— BEGIN DATA FOR THE TASK —

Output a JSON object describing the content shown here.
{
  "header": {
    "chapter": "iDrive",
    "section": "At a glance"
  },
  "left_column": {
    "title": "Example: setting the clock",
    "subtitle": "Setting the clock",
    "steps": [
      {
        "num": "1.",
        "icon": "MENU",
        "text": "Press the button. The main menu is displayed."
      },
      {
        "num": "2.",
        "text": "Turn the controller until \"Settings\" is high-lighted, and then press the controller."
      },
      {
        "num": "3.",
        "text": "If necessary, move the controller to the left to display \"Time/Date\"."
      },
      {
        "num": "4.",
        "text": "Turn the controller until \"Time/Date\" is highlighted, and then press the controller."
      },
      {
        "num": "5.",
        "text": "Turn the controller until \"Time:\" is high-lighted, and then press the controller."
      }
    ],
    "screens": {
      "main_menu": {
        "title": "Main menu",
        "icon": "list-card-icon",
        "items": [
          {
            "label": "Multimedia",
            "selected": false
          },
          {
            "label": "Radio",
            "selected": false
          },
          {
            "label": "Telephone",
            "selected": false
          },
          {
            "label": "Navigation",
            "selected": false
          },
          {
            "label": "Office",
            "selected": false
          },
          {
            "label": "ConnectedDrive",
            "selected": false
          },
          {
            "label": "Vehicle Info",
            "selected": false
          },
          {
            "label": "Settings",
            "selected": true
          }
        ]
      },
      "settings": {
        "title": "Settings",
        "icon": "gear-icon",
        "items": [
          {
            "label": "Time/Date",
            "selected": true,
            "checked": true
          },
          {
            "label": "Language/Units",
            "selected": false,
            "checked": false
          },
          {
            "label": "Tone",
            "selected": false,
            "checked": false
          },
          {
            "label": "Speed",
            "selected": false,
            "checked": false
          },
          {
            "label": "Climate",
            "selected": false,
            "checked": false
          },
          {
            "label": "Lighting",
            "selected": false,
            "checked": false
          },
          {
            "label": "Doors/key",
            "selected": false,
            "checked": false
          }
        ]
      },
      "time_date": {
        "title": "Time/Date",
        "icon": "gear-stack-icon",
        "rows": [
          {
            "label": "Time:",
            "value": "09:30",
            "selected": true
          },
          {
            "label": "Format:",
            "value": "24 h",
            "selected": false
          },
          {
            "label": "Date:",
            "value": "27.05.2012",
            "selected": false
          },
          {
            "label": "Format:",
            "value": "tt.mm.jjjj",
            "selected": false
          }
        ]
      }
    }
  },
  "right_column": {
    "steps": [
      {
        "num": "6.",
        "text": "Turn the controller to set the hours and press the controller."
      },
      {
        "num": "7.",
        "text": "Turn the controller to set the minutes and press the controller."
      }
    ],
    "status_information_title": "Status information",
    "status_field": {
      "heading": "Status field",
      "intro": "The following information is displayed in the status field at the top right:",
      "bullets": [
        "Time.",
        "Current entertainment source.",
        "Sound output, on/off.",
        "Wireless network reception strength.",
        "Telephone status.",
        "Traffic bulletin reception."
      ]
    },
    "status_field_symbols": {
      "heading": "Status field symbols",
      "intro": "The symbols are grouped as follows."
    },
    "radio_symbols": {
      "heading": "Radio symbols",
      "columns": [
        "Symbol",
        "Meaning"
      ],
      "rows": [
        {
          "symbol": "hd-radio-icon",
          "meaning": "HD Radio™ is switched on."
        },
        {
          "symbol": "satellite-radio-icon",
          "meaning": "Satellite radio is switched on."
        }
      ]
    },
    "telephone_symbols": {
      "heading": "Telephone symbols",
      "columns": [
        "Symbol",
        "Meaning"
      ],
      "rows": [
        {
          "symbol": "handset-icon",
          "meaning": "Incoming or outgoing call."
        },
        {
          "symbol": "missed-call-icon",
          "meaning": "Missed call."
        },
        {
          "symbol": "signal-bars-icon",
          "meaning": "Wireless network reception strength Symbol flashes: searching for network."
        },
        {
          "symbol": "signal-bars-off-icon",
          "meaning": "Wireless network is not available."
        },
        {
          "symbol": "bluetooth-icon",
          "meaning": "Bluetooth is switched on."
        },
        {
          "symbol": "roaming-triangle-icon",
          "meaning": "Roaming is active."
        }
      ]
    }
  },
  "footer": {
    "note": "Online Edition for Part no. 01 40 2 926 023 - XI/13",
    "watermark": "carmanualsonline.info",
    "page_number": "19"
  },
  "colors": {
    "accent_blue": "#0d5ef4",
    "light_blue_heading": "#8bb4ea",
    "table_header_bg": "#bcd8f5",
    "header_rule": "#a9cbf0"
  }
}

— END DATA FOR THE TASK —

EXERCISE DETAILS:
In the entries above, find each line with the word "clock" and copy it.

THE SOLUTION:
    "title": "Example: setting the clock",
    "subtitle": "Setting the clock",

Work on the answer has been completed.